Lines of data:
══════════

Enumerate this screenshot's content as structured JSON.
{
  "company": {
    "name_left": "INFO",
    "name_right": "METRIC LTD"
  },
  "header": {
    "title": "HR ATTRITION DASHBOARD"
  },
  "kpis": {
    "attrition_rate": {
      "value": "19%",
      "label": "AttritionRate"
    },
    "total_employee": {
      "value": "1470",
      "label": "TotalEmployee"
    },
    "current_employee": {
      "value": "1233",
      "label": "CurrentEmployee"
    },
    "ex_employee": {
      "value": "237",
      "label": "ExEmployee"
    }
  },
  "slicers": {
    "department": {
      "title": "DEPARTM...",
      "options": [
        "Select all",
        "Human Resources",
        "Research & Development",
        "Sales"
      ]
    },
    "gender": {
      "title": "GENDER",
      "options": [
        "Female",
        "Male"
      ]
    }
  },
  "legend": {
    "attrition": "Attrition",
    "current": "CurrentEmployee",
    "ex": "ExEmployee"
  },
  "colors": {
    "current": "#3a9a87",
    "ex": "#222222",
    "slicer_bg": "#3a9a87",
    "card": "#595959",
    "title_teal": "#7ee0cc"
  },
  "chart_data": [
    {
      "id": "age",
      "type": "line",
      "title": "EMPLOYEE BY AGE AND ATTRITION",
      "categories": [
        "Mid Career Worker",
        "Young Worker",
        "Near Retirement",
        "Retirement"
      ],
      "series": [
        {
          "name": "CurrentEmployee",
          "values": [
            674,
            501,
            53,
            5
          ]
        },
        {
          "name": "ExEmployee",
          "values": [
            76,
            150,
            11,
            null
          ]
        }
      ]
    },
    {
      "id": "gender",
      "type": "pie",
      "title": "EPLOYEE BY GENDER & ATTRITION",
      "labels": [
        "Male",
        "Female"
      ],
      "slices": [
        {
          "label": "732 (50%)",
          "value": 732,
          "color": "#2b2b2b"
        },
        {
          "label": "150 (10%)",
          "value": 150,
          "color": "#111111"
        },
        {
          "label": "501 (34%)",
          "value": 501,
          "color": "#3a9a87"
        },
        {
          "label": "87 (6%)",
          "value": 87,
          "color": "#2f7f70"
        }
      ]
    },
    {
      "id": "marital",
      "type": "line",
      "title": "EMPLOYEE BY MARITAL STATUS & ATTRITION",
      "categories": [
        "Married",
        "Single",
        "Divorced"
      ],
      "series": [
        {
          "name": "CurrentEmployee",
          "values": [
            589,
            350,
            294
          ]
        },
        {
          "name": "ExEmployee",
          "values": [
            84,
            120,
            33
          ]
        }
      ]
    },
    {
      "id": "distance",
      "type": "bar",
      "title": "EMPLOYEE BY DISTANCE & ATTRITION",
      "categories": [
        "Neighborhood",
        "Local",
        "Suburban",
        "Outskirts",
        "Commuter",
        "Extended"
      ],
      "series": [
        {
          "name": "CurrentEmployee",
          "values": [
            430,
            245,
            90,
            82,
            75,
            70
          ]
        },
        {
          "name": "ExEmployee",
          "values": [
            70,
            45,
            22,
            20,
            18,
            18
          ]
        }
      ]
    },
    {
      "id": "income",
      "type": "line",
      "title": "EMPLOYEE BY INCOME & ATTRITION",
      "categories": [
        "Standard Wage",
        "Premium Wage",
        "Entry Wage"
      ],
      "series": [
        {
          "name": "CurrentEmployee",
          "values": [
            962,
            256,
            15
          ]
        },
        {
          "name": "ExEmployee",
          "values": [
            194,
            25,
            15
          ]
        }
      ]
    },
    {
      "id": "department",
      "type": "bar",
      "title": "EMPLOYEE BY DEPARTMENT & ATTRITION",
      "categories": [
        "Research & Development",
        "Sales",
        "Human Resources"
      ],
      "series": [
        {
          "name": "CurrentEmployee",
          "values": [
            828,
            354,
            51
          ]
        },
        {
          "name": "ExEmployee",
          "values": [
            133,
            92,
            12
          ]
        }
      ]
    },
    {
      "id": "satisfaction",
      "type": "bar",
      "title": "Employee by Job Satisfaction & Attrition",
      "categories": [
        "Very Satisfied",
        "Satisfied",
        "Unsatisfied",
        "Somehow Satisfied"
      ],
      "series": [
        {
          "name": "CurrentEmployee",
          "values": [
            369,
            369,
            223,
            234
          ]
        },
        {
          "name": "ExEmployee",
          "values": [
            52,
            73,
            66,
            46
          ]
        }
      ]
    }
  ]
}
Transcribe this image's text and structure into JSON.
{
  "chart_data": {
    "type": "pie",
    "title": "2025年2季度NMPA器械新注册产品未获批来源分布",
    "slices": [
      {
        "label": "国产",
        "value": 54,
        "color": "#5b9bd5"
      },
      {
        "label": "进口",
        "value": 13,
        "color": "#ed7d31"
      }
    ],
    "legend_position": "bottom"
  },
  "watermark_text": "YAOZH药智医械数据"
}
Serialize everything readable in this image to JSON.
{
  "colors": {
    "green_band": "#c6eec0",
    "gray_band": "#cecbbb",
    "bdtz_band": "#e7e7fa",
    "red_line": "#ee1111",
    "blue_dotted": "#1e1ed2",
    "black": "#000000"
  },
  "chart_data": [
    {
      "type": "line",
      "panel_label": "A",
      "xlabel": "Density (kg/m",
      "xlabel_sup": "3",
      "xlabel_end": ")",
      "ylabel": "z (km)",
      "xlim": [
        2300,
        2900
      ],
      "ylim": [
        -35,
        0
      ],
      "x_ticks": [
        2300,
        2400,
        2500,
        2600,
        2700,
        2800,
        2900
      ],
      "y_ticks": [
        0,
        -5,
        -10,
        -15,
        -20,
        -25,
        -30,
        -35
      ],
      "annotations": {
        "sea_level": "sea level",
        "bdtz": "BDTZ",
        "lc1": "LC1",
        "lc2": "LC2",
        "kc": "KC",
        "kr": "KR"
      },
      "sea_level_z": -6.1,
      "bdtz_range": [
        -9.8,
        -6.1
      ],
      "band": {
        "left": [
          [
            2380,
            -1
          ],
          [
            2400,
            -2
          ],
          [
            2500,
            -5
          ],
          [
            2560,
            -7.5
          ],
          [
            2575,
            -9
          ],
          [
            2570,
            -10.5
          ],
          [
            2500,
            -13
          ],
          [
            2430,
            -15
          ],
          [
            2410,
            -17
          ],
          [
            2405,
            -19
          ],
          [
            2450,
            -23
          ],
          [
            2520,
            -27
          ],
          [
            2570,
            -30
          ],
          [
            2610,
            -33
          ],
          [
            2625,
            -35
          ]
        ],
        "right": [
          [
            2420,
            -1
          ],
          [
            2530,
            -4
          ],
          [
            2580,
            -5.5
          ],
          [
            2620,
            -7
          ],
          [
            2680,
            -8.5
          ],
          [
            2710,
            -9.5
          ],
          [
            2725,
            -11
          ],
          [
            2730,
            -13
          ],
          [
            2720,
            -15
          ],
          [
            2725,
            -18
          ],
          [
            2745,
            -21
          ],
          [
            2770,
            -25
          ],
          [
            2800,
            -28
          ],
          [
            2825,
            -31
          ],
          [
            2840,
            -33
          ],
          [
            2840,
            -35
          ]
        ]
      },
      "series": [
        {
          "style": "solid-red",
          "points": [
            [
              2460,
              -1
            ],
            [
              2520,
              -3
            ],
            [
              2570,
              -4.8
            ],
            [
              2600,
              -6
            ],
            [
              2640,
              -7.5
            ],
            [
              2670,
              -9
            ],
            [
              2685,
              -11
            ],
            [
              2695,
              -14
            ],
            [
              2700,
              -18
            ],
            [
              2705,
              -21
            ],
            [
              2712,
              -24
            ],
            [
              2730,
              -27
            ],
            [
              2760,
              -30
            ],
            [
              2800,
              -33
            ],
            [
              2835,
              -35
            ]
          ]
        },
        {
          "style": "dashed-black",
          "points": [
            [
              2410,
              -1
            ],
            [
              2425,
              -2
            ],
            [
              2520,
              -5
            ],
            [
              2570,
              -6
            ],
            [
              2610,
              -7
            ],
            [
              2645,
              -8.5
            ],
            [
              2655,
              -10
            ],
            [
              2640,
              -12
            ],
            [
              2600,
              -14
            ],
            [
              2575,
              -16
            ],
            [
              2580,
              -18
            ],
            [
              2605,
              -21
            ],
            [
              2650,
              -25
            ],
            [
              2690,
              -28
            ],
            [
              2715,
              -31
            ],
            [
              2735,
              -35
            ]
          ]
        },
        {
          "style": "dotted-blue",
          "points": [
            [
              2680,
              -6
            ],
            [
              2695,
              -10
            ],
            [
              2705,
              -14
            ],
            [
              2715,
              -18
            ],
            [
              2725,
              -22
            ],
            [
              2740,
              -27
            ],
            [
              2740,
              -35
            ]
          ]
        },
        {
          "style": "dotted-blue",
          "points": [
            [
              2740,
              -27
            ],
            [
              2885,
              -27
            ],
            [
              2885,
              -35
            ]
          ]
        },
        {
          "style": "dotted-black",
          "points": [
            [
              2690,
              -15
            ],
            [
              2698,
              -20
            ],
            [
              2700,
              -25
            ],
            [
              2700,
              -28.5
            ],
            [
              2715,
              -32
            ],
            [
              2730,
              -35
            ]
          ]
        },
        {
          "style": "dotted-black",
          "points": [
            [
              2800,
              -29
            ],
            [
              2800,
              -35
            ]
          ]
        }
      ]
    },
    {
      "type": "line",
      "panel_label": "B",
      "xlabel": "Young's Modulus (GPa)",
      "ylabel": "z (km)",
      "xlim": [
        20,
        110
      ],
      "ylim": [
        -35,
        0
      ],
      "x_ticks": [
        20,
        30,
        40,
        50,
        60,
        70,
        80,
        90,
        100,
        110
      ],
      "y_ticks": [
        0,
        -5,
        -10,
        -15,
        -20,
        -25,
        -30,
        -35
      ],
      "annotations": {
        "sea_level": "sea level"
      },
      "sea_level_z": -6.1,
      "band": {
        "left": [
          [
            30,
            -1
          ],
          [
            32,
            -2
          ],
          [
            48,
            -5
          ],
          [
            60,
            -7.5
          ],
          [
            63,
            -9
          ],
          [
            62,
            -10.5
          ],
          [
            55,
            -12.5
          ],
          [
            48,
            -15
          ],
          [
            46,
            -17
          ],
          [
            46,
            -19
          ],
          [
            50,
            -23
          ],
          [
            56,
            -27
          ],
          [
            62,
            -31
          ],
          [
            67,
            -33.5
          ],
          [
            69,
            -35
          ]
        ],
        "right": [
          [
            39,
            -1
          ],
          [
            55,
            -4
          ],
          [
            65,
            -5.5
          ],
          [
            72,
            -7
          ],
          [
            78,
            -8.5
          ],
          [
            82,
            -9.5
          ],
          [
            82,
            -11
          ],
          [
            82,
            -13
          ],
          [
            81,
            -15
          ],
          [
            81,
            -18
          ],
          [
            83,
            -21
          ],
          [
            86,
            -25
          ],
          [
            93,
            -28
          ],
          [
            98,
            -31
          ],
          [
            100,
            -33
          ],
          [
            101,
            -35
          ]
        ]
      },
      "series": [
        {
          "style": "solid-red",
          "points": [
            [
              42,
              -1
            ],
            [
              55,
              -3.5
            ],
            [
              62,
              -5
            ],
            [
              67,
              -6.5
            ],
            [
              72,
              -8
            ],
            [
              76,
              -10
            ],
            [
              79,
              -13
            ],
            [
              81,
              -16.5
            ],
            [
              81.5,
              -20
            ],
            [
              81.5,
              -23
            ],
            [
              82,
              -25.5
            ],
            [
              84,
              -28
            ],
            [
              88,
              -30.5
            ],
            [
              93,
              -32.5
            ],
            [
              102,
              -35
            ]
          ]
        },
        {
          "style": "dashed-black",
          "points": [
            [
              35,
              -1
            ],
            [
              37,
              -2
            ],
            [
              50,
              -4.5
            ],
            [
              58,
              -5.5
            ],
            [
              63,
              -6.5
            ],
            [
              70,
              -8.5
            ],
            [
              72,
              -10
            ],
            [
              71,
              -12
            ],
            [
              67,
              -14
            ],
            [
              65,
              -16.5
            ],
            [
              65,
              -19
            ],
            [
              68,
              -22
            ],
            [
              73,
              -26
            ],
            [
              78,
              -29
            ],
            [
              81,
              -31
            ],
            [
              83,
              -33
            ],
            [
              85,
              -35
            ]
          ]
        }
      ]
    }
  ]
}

══════════

#### Your objective
Copy each line of the records that contains the word "Wage".

#### Complete output
        "Standard Wage",
        "Premium Wage",
        "Entry Wage"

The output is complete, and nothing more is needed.